* _JOB_
Find the lines of data that contain the string "with", then list them.

··· DATA

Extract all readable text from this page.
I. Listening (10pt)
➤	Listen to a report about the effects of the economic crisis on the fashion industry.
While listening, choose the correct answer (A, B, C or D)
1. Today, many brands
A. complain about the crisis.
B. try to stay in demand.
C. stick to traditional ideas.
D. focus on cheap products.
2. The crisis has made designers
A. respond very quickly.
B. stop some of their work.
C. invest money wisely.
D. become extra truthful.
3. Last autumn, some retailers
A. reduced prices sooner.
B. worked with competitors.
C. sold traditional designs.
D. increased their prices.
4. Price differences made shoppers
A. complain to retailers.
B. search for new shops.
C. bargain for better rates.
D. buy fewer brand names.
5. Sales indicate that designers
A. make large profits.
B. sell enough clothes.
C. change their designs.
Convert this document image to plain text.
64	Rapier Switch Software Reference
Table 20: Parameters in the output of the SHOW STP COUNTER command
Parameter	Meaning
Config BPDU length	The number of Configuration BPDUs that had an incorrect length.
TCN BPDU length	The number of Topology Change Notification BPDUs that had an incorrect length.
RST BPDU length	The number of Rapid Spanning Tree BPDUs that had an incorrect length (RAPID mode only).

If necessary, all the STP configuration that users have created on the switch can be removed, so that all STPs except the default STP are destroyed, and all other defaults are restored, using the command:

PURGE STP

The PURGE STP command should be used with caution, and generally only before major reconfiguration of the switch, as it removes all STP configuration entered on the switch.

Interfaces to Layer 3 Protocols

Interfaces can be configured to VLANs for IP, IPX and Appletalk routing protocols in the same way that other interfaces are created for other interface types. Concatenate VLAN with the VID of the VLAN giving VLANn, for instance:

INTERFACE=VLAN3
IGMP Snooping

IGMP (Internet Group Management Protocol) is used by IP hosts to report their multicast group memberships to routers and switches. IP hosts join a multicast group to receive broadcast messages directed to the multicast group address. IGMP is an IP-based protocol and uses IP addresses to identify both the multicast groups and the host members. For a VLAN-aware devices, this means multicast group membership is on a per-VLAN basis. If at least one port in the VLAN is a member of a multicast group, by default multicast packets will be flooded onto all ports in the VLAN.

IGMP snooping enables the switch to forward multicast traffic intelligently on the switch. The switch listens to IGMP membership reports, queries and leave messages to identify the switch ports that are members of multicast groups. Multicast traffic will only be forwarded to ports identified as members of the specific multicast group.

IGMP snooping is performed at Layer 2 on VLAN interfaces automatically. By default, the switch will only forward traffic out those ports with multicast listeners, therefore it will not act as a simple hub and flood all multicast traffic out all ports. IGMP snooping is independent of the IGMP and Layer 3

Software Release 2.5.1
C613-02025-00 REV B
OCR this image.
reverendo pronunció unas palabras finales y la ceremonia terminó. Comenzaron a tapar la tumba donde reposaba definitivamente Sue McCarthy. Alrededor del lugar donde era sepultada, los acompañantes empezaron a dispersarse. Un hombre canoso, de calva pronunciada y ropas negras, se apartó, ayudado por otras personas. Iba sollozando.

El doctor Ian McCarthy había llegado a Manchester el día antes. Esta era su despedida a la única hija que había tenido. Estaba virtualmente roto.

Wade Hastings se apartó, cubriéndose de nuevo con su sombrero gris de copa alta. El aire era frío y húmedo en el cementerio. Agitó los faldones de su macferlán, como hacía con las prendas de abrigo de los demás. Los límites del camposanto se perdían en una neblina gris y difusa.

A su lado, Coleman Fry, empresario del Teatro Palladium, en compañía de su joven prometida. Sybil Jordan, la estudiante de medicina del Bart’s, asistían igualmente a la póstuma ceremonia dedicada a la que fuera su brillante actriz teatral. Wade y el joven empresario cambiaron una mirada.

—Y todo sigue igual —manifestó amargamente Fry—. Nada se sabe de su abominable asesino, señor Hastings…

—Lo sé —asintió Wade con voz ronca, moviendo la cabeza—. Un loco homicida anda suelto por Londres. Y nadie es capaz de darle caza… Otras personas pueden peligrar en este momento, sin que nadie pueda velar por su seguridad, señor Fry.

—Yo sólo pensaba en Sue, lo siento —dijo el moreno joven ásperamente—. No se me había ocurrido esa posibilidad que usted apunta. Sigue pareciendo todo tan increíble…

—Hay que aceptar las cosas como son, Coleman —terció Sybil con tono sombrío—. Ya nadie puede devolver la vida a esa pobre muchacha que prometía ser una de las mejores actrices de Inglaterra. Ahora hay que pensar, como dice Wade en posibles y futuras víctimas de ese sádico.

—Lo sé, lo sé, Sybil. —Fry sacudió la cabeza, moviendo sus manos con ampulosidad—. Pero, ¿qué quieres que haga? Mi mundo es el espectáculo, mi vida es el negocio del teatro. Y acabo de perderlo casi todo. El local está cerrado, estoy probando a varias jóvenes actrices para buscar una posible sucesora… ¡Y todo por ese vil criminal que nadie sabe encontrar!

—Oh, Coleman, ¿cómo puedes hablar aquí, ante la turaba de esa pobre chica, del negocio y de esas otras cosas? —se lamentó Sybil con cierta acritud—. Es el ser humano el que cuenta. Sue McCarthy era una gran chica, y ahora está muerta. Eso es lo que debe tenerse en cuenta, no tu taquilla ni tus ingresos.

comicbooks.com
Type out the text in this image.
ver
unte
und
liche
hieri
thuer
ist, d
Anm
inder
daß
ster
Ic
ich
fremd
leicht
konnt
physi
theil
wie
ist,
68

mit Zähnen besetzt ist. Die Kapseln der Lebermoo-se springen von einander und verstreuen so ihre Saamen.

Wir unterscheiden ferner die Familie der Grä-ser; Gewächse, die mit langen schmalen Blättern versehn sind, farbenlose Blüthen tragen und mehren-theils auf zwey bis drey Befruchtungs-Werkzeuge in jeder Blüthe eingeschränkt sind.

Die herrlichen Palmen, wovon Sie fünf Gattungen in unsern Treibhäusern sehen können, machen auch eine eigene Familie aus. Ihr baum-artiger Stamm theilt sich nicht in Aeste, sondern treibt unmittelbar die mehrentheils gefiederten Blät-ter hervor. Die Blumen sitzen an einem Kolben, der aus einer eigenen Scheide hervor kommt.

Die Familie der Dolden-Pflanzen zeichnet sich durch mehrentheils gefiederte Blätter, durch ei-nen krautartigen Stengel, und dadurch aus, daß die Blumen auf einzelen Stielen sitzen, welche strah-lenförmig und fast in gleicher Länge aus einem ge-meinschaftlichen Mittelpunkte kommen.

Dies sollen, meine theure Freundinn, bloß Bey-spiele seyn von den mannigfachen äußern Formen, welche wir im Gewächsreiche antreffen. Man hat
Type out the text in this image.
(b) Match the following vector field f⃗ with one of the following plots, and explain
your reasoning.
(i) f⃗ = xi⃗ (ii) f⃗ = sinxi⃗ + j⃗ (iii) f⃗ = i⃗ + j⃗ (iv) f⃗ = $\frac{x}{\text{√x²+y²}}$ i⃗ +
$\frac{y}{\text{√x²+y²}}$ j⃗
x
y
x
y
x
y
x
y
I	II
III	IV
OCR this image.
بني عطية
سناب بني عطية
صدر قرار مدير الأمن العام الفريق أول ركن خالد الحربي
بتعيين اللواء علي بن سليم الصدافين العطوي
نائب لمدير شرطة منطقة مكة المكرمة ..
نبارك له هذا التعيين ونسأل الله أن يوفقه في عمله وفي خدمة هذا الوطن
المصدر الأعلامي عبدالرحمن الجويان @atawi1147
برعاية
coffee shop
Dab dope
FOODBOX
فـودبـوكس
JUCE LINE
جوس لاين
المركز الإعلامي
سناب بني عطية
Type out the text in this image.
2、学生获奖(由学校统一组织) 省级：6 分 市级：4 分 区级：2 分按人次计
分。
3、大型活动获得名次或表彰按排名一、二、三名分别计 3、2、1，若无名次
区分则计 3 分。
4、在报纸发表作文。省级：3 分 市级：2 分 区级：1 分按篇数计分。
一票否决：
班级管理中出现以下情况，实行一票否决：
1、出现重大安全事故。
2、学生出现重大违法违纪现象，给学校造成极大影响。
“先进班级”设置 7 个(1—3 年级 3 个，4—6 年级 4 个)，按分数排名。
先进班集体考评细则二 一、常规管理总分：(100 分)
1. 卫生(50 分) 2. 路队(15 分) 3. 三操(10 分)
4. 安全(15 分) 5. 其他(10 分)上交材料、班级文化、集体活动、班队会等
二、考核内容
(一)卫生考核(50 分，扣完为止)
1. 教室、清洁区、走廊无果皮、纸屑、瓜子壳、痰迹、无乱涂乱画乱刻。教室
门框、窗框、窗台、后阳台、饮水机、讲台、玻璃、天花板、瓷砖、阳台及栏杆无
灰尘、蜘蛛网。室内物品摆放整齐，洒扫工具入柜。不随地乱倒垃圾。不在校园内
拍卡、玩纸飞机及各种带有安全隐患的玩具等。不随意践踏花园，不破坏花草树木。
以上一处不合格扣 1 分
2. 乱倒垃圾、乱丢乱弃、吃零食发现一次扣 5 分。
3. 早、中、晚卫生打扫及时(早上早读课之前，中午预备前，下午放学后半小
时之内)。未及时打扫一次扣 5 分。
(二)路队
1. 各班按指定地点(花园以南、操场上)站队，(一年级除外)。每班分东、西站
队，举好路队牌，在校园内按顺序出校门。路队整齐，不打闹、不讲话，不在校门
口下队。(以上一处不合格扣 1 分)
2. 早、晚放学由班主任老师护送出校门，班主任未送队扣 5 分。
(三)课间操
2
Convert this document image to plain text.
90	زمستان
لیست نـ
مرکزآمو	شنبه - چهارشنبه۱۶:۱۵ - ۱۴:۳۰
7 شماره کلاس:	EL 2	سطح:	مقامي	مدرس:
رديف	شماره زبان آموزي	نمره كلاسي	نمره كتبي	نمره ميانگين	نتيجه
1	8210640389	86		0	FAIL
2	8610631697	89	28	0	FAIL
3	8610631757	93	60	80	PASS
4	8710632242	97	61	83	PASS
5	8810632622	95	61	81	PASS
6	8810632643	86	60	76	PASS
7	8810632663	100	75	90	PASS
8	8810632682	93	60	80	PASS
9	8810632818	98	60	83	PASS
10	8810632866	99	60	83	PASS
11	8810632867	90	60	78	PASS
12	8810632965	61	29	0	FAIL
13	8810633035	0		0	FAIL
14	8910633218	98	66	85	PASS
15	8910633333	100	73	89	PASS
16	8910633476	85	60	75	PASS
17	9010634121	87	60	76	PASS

······

* _OUTPUT FOR THIS EXERCISE_
B. worked with competitors.
The PURGE STP command should be used with caution, and generally only before major reconfiguration of the switch, as it removes all STP configuration entered on the switch.
Interfaces can be configured to VLANs for IP, IPX and Appletalk routing protocols in the same way that other interfaces are created for other interface types. Concatenate VLAN with the VID of the VLAN giving VLANn, for instance:
IGMP snooping is performed at Layer 2 on VLAN interfaces automatically. By default, the switch will only forward traffic out those ports with multicast listeners, therefore it will not act as a simple hub and flood all multicast traffic out all ports. IGMP snooping is independent of the IGMP and Layer 3
(b) Match the following vector field f⃗ with one of the following plots, and explain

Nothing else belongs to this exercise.